*What you are asked to do*
Images do not belong in the copy. Retype all the entries below exactly.

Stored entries
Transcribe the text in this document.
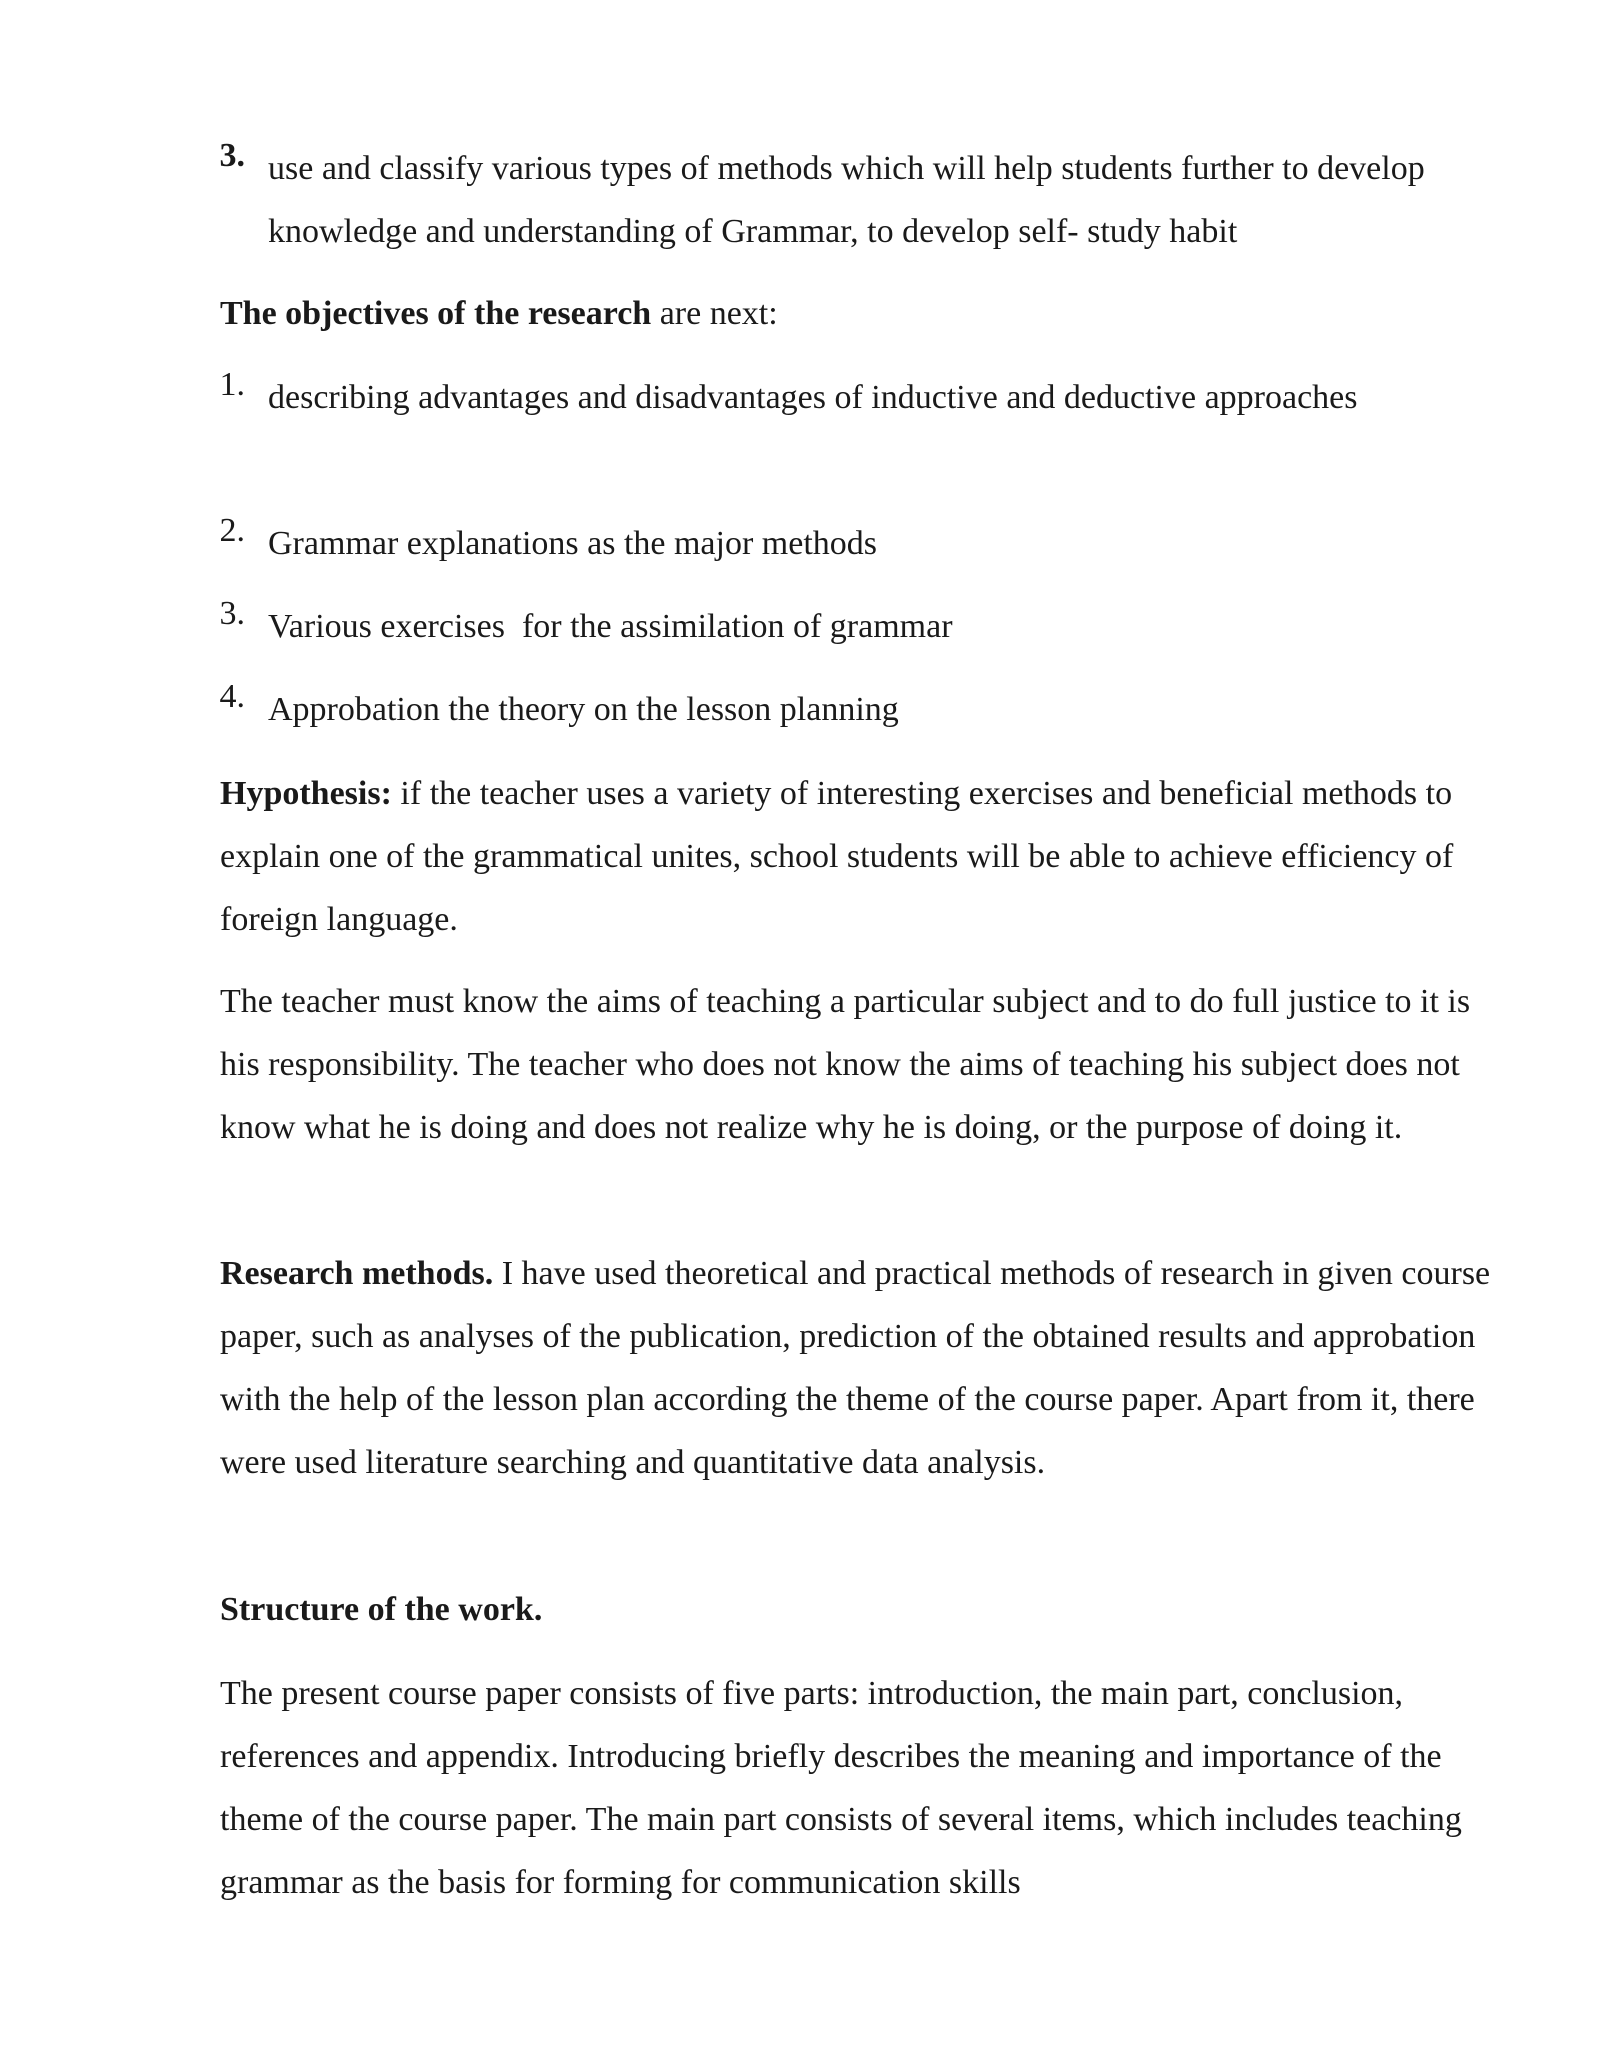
3. use and classify various types of methods which will help students further to develop knowledge and understanding of Grammar, to develop self- study habit

The objectives of the research are next:

1. describing advantages and disadvantages of inductive and deductive approaches
2. Grammar explanations as the major methods
3. Various exercises  for the assimilation of grammar
4. Approbation the theory on the lesson planning

Hypothesis: if the teacher uses a variety of interesting exercises and beneficial methods to explain one of the grammatical unites, school students will be able to achieve efficiency of foreign language.

The teacher must know the aims of teaching a particular subject and to do full justice to it is his responsibility. The teacher who does not know the aims of teaching his subject does not know what he is doing and does not realize why he is doing, or the purpose of doing it.

Research methods. I have used theoretical and practical methods of research in given course paper, such as analyses of the publication, prediction of the obtained results and approbation with the help of the lesson plan according the theme of the course paper. Apart from it, there were used literature searching and quantitative data analysis.

Structure of the work.

The present course paper consists of five parts: introduction, the main part, conclusion, references and appendix. Introducing briefly describes the meaning and importance of the theme of the course paper. The main part consists of several items, which includes teaching grammar as the basis for forming for communication skills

*Output below*
Transcribe the text in this document.
3. use and classify various types of methods which will help students further to develop knowledge and understanding of Grammar, to develop self- study habit

The objectives of the research are next:

1. describing advantages and disadvantages of inductive and deductive approaches
2. Grammar explanations as the major methods
3. Various exercises  for the assimilation of grammar
4. Approbation the theory on the lesson planning

Hypothesis: if the teacher uses a variety of interesting exercises and beneficial methods to explain one of the grammatical unites, school students will be able to achieve efficiency of foreign language.

The teacher must know the aims of teaching a particular subject and to do full justice to it is his responsibility. The teacher who does not know the aims of teaching his subject does not know what he is doing and does not realize why he is doing, or the purpose of doing it.

Research methods. I have used theoretical and practical methods of research in given course paper, such as analyses of the publication, prediction of the obtained results and approbation with the help of the lesson plan according the theme of the course paper. Apart from it, there were used literature searching and quantitative data analysis.

Structure of the work.

The present course paper consists of five parts: introduction, the main part, conclusion, references and appendix. Introducing briefly describes the meaning and importance of the theme of the course paper. The main part consists of several items, which includes teaching grammar as the basis for forming for communication skills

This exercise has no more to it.